• THE EXERCISE: Copy the records below line for line, omitting the pictures.

[Element and box listings]
= = = = =
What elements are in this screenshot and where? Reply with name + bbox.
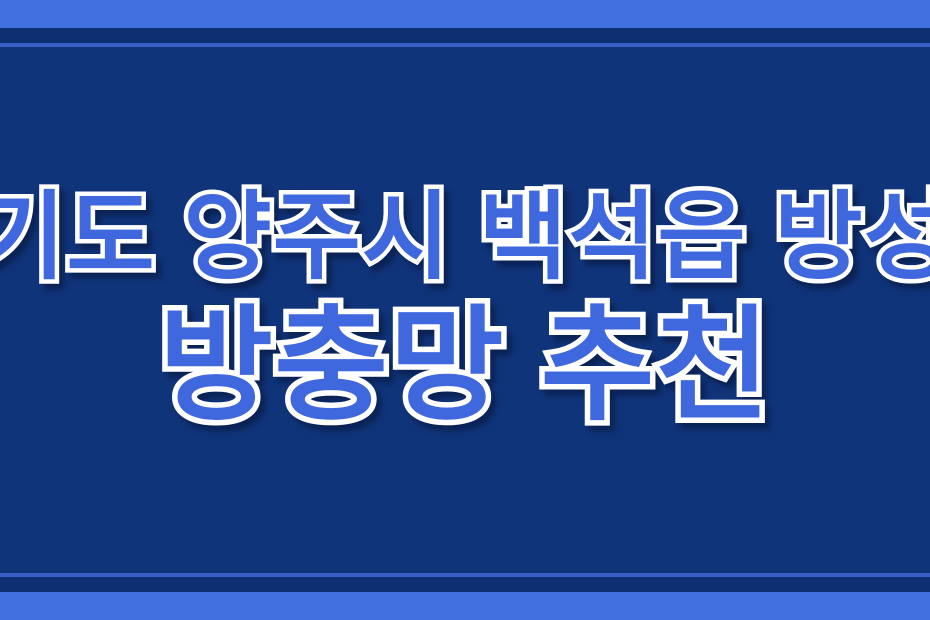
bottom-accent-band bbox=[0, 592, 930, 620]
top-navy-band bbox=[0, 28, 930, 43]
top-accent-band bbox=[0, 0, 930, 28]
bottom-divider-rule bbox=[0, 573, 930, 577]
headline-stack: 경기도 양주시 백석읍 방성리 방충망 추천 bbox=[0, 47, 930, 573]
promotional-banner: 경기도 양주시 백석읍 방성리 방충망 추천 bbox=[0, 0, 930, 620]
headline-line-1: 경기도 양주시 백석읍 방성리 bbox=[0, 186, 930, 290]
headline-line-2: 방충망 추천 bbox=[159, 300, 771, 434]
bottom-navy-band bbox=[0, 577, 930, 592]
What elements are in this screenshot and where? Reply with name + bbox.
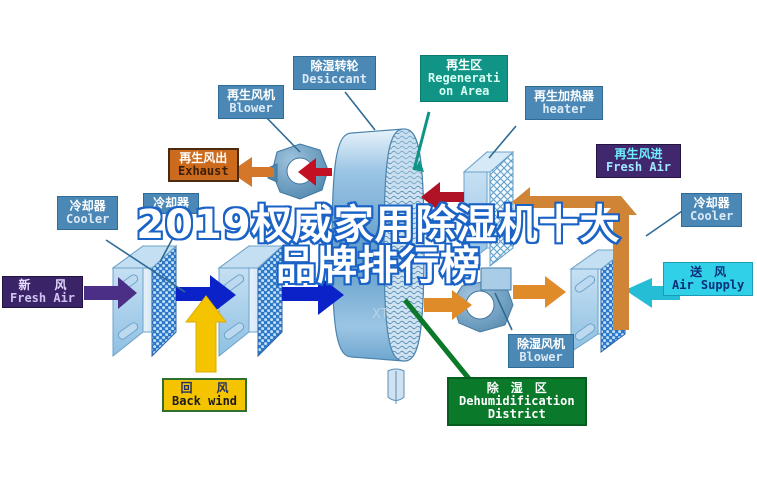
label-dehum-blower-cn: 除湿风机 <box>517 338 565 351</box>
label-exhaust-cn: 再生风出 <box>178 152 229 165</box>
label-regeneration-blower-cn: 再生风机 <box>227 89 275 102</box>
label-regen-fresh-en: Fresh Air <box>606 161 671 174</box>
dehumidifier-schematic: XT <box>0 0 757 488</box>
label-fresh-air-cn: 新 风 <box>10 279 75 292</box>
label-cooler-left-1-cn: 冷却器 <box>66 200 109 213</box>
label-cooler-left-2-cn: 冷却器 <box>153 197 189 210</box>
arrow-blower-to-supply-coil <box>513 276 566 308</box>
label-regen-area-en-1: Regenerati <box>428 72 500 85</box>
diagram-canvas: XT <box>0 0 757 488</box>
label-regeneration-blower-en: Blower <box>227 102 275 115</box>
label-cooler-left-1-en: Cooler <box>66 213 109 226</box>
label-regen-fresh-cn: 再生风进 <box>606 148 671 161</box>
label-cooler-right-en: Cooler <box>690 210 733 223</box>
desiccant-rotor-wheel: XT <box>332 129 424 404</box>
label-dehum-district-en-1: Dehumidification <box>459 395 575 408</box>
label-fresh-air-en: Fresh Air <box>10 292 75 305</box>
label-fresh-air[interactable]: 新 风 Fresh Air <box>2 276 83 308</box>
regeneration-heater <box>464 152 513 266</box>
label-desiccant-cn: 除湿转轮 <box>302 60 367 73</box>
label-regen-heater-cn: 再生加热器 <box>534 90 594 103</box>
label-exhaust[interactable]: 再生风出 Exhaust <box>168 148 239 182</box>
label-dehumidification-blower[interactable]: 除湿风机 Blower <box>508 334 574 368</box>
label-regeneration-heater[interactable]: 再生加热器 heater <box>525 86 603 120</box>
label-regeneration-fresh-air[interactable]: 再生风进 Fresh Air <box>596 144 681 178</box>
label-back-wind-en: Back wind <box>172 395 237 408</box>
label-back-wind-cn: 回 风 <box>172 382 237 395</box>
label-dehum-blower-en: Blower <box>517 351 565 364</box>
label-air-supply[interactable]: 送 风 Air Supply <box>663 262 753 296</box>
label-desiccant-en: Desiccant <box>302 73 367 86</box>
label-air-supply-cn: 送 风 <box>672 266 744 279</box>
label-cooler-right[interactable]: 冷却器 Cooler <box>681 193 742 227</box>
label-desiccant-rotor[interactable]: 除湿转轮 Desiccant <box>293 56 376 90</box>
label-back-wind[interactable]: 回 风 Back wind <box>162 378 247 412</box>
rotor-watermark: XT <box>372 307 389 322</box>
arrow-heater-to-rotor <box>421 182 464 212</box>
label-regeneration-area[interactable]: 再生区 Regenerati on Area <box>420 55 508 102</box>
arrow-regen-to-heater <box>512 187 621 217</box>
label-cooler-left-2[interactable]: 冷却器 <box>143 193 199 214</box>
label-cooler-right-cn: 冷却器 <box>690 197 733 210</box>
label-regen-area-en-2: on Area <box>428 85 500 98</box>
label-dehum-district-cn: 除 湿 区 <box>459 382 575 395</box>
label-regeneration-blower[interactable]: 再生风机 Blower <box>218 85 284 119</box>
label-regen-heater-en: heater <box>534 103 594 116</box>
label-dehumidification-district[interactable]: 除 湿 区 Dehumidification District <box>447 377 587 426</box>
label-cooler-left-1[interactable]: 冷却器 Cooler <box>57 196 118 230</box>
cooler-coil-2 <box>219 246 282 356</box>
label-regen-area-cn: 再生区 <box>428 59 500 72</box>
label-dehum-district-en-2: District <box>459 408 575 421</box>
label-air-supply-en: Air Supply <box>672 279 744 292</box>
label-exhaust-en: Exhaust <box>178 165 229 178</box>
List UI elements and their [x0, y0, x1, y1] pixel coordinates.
= = = = =
• EXERCISE ANSWER:
What elements are in this screenshot and where? Reply with name + bbox.
bottom-accent-band bbox=[0, 592, 930, 620]
top-navy-band bbox=[0, 28, 930, 43]
top-accent-band bbox=[0, 0, 930, 28]
bottom-divider-rule bbox=[0, 573, 930, 577]
headline-stack: 경기도 양주시 백석읍 방성리 방충망 추천 bbox=[0, 47, 930, 573]
promotional-banner: 경기도 양주시 백석읍 방성리 방충망 추천 bbox=[0, 0, 930, 620]
headline-line-1: 경기도 양주시 백석읍 방성리 bbox=[0, 186, 930, 290]
headline-line-2: 방충망 추천 bbox=[159, 300, 771, 434]
bottom-navy-band bbox=[0, 577, 930, 592]
What elements are in this screenshot and where? Reply with name + bbox.
label-dehum-blower-cn: 除湿风机 <box>517 338 565 351</box>
label-exhaust-cn: 再生风出 <box>178 152 229 165</box>
label-regeneration-blower-cn: 再生风机 <box>227 89 275 102</box>
label-regen-fresh-en: Fresh Air <box>606 161 671 174</box>
dehumidifier-schematic: XT <box>0 0 757 488</box>
label-fresh-air-cn: 新 风 <box>10 279 75 292</box>
label-cooler-left-1-cn: 冷却器 <box>66 200 109 213</box>
label-cooler-left-2-cn: 冷却器 <box>153 197 189 210</box>
arrow-blower-to-supply-coil <box>513 276 566 308</box>
label-regen-area-en-1: Regenerati <box>428 72 500 85</box>
diagram-canvas: XT <box>0 0 757 488</box>
label-regeneration-blower-en: Blower <box>227 102 275 115</box>
label-cooler-left-1-en: Cooler <box>66 213 109 226</box>
label-regen-fresh-cn: 再生风进 <box>606 148 671 161</box>
label-cooler-right-en: Cooler <box>690 210 733 223</box>
desiccant-rotor-wheel: XT <box>332 129 424 404</box>
label-dehum-district-en-1: Dehumidification <box>459 395 575 408</box>
label-fresh-air-en: Fresh Air <box>10 292 75 305</box>
label-fresh-air[interactable]: 新 风 Fresh Air <box>2 276 83 308</box>
regeneration-heater <box>464 152 513 266</box>
label-desiccant-cn: 除湿转轮 <box>302 60 367 73</box>
label-regen-heater-cn: 再生加热器 <box>534 90 594 103</box>
label-exhaust[interactable]: 再生风出 Exhaust <box>168 148 239 182</box>
label-dehumidification-blower[interactable]: 除湿风机 Blower <box>508 334 574 368</box>
label-regeneration-heater[interactable]: 再生加热器 heater <box>525 86 603 120</box>
label-regeneration-fresh-air[interactable]: 再生风进 Fresh Air <box>596 144 681 178</box>
label-back-wind-en: Back wind <box>172 395 237 408</box>
label-back-wind-cn: 回 风 <box>172 382 237 395</box>
label-dehum-blower-en: Blower <box>517 351 565 364</box>
label-air-supply[interactable]: 送 风 Air Supply <box>663 262 753 296</box>
label-desiccant-en: Desiccant <box>302 73 367 86</box>
label-air-supply-cn: 送 风 <box>672 266 744 279</box>
label-cooler-right[interactable]: 冷却器 Cooler <box>681 193 742 227</box>
label-desiccant-rotor[interactable]: 除湿转轮 Desiccant <box>293 56 376 90</box>
label-back-wind[interactable]: 回 风 Back wind <box>162 378 247 412</box>
rotor-watermark: XT <box>372 307 389 322</box>
arrow-heater-to-rotor <box>421 182 464 212</box>
label-regeneration-area[interactable]: 再生区 Regenerati on Area <box>420 55 508 102</box>
arrow-regen-to-heater <box>512 187 621 217</box>
label-cooler-left-2[interactable]: 冷却器 <box>143 193 199 214</box>
label-cooler-right-cn: 冷却器 <box>690 197 733 210</box>
label-regen-area-en-2: on Area <box>428 85 500 98</box>
label-dehum-district-cn: 除 湿 区 <box>459 382 575 395</box>
label-regeneration-blower[interactable]: 再生风机 Blower <box>218 85 284 119</box>
label-regen-heater-en: heater <box>534 103 594 116</box>
label-dehumidification-district[interactable]: 除 湿 区 Dehumidification District <box>447 377 587 426</box>
label-cooler-left-1[interactable]: 冷却器 Cooler <box>57 196 118 230</box>
cooler-coil-2 <box>219 246 282 356</box>
label-regen-area-cn: 再生区 <box>428 59 500 72</box>
label-dehum-district-en-2: District <box>459 408 575 421</box>
label-air-supply-en: Air Supply <box>672 279 744 292</box>
label-exhaust-en: Exhaust <box>178 165 229 178</box>
List UI elements and their [x0, y0, x1, y1] pixel coordinates.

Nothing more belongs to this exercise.